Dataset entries
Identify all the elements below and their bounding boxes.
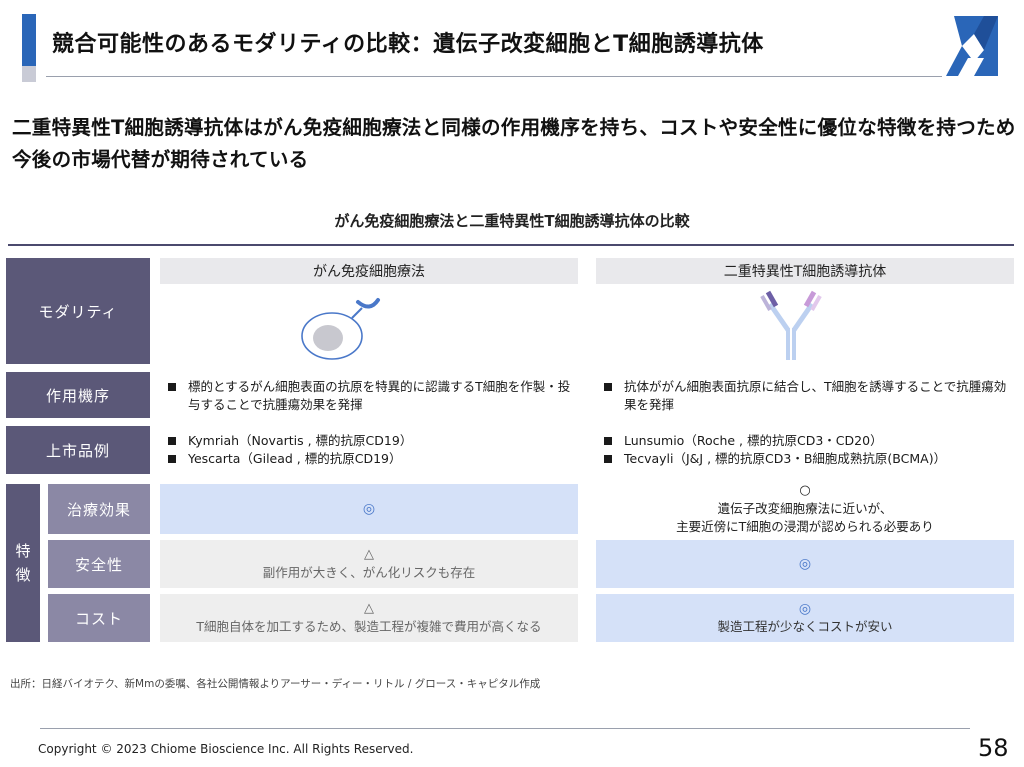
table-title-divider <box>8 244 1014 246</box>
safety-cell-therapy-text: 副作用が大きく、がん化リスクも存在 <box>262 565 476 580</box>
title-accent-bar-grey <box>22 66 36 82</box>
row-header-examples: 上市品例 <box>6 426 150 474</box>
company-logo-icon <box>944 14 1000 78</box>
safety-cell-therapy: △ 副作用が大きく、がん化リスクも存在 <box>160 540 578 588</box>
efficacy-bispecific-line1: 遺伝子改変細胞療法に近いが、 <box>717 501 893 516</box>
page-title: 競合可能性のあるモダリティの比較：遺伝子改変細胞とT細胞誘導抗体 <box>52 32 764 57</box>
mechanism-cell-therapy: 標的とするがん細胞表面の抗原を特異的に認識するT細胞を作製・投与することで抗腫瘍… <box>160 378 578 414</box>
cost-cell-therapy-text: T細胞自体を加工するため、製造工程が複雑で費用が高くなる <box>196 619 542 634</box>
table-title: がん免疫細胞療法と二重特異性T細胞誘導抗体の比較 <box>334 212 690 230</box>
list-item: Lunsumio（Roche , 標的抗原CD3・CD20） <box>596 432 1016 450</box>
row-header-efficacy: 治療効果 <box>48 484 150 534</box>
row-header-features: 特 徴 <box>6 484 40 642</box>
features-label-1: 特 <box>15 542 31 560</box>
lead-message: 二重特異性T細胞誘導抗体はがん免疫細胞療法と同様の作用機序を持ち、コストや安全性… <box>12 116 1016 171</box>
rating-double-circle-icon: ◎ <box>362 501 376 517</box>
rating-circle-icon: ○ <box>799 483 811 498</box>
row-header-mechanism: 作用機序 <box>6 372 150 418</box>
cost-bispecific: ◎ 製造工程が少なくコストが安い <box>596 594 1014 642</box>
cost-bispecific-text: 製造工程が少なくコストが安い <box>717 619 893 634</box>
rating-triangle-icon: △ <box>364 601 374 616</box>
examples-bispecific: Lunsumio（Roche , 標的抗原CD3・CD20） Tecvayli（… <box>596 432 1016 468</box>
title-accent-bar <box>22 14 36 66</box>
efficacy-bispecific-line2: 主要近傍にT細胞の浸潤が認められる必要あり <box>676 519 934 534</box>
rating-triangle-icon: △ <box>364 547 374 562</box>
row-header-safety: 安全性 <box>48 540 150 588</box>
list-item: 抗体ががん細胞表面抗原に結合し、T細胞を誘導することで抗腫瘍効果を発揮 <box>596 378 1014 414</box>
rating-double-circle-icon: ◎ <box>798 556 812 572</box>
t-cell-icon <box>301 298 380 360</box>
examples-cell-therapy: Kymriah（Novartis , 標的抗原CD19） Yescarta（Gi… <box>160 432 578 468</box>
mechanism-bispecific: 抗体ががん細胞表面抗原に結合し、T細胞を誘導することで抗腫瘍効果を発揮 <box>596 378 1014 414</box>
row-header-cost: コスト <box>48 594 150 642</box>
list-item: Kymriah（Novartis , 標的抗原CD19） <box>160 432 578 450</box>
efficacy-bispecific: ○ 遺伝子改変細胞療法に近いが、 主要近傍にT細胞の浸潤が認められる必要あり <box>596 483 1014 534</box>
efficacy-cell-therapy: ◎ <box>160 484 578 534</box>
copyright: Copyright © 2023 Chiome Bioscience Inc. … <box>38 742 414 756</box>
source-note: 出所：日経バイオテク、新Mmの委嘱、各社公開情報よりアーサー・ディー・リトル /… <box>10 678 541 690</box>
list-item: Yescarta（Gilead , 標的抗原CD19） <box>160 450 578 468</box>
title-divider <box>46 76 942 77</box>
antibody-icon <box>760 290 822 360</box>
list-item: Tecvayli（J&J , 標的抗原CD3・B細胞成熟抗原(BCMA)） <box>596 450 1016 468</box>
footer-divider <box>40 728 970 729</box>
row-header-modality: モダリティ <box>6 258 150 364</box>
features-label-2: 徴 <box>15 566 31 584</box>
column-header-bispecific: 二重特異性T細胞誘導抗体 <box>596 258 1014 284</box>
safety-bispecific: ◎ <box>596 540 1014 588</box>
cost-cell-therapy: △ T細胞自体を加工するため、製造工程が複雑で費用が高くなる <box>160 594 578 642</box>
rating-double-circle-icon: ◎ <box>798 601 812 617</box>
column-header-cell-therapy: がん免疫細胞療法 <box>160 258 578 284</box>
list-item: 標的とするがん細胞表面の抗原を特異的に認識するT細胞を作製・投与することで抗腫瘍… <box>160 378 578 414</box>
page-number: 58 <box>978 734 1009 762</box>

TRY IT: Leaving the pictures out, set down all of the data again exactly.

EXERCISE SOLUTION:
Identify all the elements below and their bounding boxes.
table-title-divider <box>8 244 1014 246</box>
safety-cell-therapy-text: 副作用が大きく、がん化リスクも存在 <box>262 565 476 580</box>
title-accent-bar-grey <box>22 66 36 82</box>
row-header-examples: 上市品例 <box>6 426 150 474</box>
company-logo-icon <box>944 14 1000 78</box>
safety-cell-therapy: △ 副作用が大きく、がん化リスクも存在 <box>160 540 578 588</box>
efficacy-bispecific-line1: 遺伝子改変細胞療法に近いが、 <box>717 501 893 516</box>
page-title: 競合可能性のあるモダリティの比較：遺伝子改変細胞とT細胞誘導抗体 <box>52 32 764 57</box>
mechanism-cell-therapy: 標的とするがん細胞表面の抗原を特異的に認識するT細胞を作製・投与することで抗腫瘍… <box>160 378 578 414</box>
cost-cell-therapy-text: T細胞自体を加工するため、製造工程が複雑で費用が高くなる <box>196 619 542 634</box>
table-title: がん免疫細胞療法と二重特異性T細胞誘導抗体の比較 <box>334 212 690 230</box>
list-item: Lunsumio（Roche , 標的抗原CD3・CD20） <box>596 432 1016 450</box>
row-header-efficacy: 治療効果 <box>48 484 150 534</box>
row-header-features: 特 徴 <box>6 484 40 642</box>
features-label-1: 特 <box>15 542 31 560</box>
lead-message: 二重特異性T細胞誘導抗体はがん免疫細胞療法と同様の作用機序を持ち、コストや安全性… <box>12 116 1016 171</box>
rating-double-circle-icon: ◎ <box>362 501 376 517</box>
rating-circle-icon: ○ <box>799 483 811 498</box>
row-header-mechanism: 作用機序 <box>6 372 150 418</box>
cost-bispecific: ◎ 製造工程が少なくコストが安い <box>596 594 1014 642</box>
cost-bispecific-text: 製造工程が少なくコストが安い <box>717 619 893 634</box>
rating-triangle-icon: △ <box>364 601 374 616</box>
examples-bispecific: Lunsumio（Roche , 標的抗原CD3・CD20） Tecvayli（… <box>596 432 1016 468</box>
title-accent-bar <box>22 14 36 66</box>
efficacy-bispecific-line2: 主要近傍にT細胞の浸潤が認められる必要あり <box>676 519 934 534</box>
rating-triangle-icon: △ <box>364 547 374 562</box>
row-header-safety: 安全性 <box>48 540 150 588</box>
list-item: 抗体ががん細胞表面抗原に結合し、T細胞を誘導することで抗腫瘍効果を発揮 <box>596 378 1014 414</box>
rating-double-circle-icon: ◎ <box>798 556 812 572</box>
t-cell-icon <box>301 298 380 360</box>
examples-cell-therapy: Kymriah（Novartis , 標的抗原CD19） Yescarta（Gi… <box>160 432 578 468</box>
mechanism-bispecific: 抗体ががん細胞表面抗原に結合し、T細胞を誘導することで抗腫瘍効果を発揮 <box>596 378 1014 414</box>
row-header-cost: コスト <box>48 594 150 642</box>
list-item: Kymriah（Novartis , 標的抗原CD19） <box>160 432 578 450</box>
efficacy-bispecific: ○ 遺伝子改変細胞療法に近いが、 主要近傍にT細胞の浸潤が認められる必要あり <box>596 483 1014 534</box>
efficacy-cell-therapy: ◎ <box>160 484 578 534</box>
copyright: Copyright © 2023 Chiome Bioscience Inc. … <box>38 742 414 756</box>
source-note: 出所：日経バイオテク、新Mmの委嘱、各社公開情報よりアーサー・ディー・リトル /… <box>10 678 541 690</box>
list-item: Yescarta（Gilead , 標的抗原CD19） <box>160 450 578 468</box>
title-divider <box>46 76 942 77</box>
antibody-icon <box>760 290 822 360</box>
list-item: Tecvayli（J&J , 標的抗原CD3・B細胞成熟抗原(BCMA)） <box>596 450 1016 468</box>
footer-divider <box>40 728 970 729</box>
row-header-modality: モダリティ <box>6 258 150 364</box>
features-label-2: 徴 <box>15 566 31 584</box>
column-header-bispecific: 二重特異性T細胞誘導抗体 <box>596 258 1014 284</box>
safety-bispecific: ◎ <box>596 540 1014 588</box>
cost-cell-therapy: △ T細胞自体を加工するため、製造工程が複雑で費用が高くなる <box>160 594 578 642</box>
rating-double-circle-icon: ◎ <box>798 601 812 617</box>
column-header-cell-therapy: がん免疫細胞療法 <box>160 258 578 284</box>
list-item: 標的とするがん細胞表面の抗原を特異的に認識するT細胞を作製・投与することで抗腫瘍… <box>160 378 578 414</box>
page-number: 58 <box>978 734 1009 762</box>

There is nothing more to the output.